▶ MATERIAL FOR THE TASK:

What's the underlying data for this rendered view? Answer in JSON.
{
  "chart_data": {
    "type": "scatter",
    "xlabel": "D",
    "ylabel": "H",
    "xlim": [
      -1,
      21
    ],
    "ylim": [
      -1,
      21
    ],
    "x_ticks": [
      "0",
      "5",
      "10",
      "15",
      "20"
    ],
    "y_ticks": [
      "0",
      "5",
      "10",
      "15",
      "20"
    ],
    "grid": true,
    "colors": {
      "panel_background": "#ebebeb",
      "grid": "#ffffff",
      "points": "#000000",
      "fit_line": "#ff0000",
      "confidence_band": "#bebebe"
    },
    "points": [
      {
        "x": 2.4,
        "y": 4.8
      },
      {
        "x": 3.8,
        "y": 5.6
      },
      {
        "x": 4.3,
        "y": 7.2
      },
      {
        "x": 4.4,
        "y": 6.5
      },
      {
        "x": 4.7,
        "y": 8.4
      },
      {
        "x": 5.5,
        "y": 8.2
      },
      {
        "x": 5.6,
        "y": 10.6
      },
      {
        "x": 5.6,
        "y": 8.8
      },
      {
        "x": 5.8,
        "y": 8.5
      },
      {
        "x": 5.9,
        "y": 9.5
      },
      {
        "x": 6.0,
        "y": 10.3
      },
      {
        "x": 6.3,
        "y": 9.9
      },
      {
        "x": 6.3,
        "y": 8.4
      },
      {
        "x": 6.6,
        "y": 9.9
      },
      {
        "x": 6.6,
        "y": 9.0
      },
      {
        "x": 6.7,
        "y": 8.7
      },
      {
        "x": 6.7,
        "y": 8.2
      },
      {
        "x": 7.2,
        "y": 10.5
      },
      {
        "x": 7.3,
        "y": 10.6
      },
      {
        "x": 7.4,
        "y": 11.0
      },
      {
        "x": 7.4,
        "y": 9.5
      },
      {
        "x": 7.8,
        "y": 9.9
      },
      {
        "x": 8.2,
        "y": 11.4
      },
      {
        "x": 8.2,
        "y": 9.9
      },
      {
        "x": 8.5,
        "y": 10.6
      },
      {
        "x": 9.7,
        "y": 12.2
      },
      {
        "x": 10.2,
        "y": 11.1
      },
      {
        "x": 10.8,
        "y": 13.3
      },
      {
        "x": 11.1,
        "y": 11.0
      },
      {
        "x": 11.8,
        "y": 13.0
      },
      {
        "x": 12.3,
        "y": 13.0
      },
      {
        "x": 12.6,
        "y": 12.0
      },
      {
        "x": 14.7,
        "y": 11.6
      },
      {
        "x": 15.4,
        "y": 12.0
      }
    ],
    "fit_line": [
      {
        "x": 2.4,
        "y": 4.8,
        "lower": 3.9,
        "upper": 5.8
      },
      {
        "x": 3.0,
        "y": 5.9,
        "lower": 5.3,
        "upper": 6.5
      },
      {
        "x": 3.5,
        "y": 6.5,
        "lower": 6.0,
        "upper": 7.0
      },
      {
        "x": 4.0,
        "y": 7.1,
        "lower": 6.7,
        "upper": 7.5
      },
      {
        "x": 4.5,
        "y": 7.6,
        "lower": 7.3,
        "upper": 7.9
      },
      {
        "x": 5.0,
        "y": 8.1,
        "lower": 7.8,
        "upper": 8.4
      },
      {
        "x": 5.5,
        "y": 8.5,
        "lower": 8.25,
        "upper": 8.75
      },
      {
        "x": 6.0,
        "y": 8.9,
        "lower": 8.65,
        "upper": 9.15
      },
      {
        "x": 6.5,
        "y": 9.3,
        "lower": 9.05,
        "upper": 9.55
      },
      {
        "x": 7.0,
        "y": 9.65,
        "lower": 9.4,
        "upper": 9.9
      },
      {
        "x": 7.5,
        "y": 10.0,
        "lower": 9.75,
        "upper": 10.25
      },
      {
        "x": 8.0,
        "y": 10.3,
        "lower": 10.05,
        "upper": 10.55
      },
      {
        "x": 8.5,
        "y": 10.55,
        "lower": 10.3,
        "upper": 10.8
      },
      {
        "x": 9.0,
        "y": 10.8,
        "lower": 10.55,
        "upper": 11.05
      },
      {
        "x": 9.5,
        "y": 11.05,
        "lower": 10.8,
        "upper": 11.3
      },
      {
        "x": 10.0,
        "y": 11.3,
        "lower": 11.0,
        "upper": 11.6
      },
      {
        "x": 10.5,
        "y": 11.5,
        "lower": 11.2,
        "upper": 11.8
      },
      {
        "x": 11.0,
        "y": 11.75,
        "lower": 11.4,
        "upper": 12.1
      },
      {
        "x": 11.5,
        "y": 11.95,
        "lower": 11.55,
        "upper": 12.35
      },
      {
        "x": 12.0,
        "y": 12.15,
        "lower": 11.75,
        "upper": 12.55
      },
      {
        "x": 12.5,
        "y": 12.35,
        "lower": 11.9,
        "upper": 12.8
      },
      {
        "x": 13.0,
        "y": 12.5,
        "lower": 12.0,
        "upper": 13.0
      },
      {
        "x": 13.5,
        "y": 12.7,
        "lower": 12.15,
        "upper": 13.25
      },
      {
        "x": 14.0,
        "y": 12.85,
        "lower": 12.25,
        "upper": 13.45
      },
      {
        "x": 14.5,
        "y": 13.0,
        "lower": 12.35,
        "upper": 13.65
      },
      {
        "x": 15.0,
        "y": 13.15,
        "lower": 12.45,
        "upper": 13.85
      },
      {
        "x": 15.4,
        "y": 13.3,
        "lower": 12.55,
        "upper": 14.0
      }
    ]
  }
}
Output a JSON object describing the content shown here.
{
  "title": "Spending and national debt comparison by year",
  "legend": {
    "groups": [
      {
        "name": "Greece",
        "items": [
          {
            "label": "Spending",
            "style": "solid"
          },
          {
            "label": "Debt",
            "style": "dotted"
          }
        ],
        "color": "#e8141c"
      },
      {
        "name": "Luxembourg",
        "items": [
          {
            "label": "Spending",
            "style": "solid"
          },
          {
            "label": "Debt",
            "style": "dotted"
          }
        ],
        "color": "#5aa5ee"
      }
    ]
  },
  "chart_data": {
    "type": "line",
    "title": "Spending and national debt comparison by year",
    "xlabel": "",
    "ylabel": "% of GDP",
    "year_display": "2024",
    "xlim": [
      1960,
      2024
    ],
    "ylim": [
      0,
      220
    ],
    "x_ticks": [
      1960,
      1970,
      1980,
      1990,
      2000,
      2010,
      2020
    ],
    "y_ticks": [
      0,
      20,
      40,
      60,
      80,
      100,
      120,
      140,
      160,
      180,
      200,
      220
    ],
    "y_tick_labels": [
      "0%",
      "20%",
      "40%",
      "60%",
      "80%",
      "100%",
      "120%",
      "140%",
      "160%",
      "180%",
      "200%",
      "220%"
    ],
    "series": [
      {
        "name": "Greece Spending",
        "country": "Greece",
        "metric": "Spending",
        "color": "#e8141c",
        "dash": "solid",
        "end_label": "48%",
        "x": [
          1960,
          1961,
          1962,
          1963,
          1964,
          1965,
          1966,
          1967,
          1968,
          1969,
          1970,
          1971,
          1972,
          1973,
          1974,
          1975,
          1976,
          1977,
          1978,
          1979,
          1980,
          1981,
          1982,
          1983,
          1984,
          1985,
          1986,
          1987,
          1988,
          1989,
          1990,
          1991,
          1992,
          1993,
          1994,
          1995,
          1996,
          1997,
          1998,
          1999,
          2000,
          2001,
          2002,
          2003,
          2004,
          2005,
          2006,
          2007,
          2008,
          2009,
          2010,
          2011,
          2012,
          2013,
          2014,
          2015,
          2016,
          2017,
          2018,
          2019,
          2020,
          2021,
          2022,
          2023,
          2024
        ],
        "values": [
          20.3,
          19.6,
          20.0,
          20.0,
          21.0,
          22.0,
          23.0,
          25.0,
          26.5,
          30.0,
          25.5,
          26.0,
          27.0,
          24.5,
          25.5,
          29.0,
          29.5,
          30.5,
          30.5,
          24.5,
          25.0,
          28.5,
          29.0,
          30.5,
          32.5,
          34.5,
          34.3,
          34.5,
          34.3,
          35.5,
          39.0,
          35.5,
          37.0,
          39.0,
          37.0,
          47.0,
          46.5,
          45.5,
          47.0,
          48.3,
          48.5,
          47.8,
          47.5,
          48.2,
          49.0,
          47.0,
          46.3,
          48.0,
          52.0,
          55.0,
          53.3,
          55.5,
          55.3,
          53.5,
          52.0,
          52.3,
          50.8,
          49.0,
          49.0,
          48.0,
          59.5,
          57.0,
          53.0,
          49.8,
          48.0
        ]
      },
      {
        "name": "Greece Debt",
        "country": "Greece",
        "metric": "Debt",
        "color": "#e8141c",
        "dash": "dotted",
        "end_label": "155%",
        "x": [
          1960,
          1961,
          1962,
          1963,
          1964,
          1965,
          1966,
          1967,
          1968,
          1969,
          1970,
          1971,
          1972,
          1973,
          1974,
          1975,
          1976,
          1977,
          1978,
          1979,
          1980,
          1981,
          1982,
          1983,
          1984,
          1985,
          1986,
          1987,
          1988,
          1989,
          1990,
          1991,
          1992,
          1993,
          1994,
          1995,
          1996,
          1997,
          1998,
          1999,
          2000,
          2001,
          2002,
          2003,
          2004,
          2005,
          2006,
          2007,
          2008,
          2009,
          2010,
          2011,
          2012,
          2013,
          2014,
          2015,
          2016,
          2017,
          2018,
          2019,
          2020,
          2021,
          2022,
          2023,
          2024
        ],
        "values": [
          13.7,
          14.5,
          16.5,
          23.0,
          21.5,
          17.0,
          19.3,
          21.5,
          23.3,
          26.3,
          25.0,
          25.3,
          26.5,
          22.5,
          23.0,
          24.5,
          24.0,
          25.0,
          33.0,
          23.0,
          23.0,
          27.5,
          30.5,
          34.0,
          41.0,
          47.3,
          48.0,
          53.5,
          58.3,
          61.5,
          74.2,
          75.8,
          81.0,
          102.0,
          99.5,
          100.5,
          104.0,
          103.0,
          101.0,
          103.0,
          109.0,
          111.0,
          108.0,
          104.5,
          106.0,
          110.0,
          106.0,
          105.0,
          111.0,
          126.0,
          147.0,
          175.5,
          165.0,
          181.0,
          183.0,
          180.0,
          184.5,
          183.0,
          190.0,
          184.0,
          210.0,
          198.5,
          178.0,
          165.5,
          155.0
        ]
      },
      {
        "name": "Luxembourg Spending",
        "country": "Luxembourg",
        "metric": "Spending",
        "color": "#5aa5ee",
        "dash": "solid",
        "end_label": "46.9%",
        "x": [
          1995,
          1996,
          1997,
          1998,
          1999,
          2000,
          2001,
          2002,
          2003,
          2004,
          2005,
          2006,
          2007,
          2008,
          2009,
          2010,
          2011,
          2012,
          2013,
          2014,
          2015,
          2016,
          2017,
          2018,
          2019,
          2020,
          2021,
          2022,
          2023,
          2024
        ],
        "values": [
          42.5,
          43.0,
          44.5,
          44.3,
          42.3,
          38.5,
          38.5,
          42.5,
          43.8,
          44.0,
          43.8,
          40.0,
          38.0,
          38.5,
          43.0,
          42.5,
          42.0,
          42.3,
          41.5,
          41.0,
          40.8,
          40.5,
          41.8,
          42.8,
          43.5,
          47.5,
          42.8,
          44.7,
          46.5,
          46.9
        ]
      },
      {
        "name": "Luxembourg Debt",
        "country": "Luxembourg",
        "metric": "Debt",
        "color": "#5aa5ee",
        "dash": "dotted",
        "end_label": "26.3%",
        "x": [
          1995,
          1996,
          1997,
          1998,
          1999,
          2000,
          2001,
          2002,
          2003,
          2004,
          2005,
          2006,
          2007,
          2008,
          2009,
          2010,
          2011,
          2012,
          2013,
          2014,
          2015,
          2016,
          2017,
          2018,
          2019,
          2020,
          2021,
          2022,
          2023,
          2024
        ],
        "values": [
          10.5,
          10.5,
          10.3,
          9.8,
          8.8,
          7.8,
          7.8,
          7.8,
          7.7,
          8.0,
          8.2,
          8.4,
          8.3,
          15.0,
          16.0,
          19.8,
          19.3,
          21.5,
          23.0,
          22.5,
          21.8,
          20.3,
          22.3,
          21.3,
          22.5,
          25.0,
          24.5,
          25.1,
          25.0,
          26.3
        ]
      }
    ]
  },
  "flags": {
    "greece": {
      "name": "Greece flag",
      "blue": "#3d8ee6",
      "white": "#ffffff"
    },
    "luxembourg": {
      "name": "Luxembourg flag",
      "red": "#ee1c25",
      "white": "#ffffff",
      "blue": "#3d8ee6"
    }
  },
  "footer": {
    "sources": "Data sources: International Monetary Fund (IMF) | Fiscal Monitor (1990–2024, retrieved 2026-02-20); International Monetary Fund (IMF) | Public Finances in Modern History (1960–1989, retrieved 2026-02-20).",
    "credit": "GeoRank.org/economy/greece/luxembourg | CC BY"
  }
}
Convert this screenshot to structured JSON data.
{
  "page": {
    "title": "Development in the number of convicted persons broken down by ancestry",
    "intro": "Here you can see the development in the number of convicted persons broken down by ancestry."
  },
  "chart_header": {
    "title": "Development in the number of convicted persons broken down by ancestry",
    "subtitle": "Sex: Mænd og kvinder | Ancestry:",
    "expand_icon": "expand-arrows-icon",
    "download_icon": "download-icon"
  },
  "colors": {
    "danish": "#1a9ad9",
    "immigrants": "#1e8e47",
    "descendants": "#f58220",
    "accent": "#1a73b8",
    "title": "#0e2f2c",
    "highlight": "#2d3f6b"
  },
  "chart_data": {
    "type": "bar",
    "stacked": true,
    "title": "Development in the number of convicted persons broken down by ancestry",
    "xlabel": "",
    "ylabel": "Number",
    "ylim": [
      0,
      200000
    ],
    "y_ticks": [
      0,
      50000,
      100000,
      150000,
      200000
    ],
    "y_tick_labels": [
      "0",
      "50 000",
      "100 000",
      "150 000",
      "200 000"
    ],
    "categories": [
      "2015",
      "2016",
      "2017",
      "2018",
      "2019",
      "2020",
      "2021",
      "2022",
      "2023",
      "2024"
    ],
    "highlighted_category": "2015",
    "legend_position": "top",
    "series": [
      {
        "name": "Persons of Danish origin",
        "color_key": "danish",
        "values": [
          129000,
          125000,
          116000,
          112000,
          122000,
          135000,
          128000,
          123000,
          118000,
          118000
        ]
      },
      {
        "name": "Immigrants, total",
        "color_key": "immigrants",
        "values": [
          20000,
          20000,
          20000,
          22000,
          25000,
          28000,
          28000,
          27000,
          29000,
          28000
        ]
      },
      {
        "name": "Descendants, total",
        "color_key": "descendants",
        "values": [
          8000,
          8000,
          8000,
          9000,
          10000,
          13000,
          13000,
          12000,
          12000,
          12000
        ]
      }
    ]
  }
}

▶ REQUIREMENTS:
Copy out every line of the listing that contains the string "this".

▶ RESULT OF THE EXERCISE:
What's the underlying data for this rendered view? Answer in JSON.
Convert this screenshot to structured JSON data.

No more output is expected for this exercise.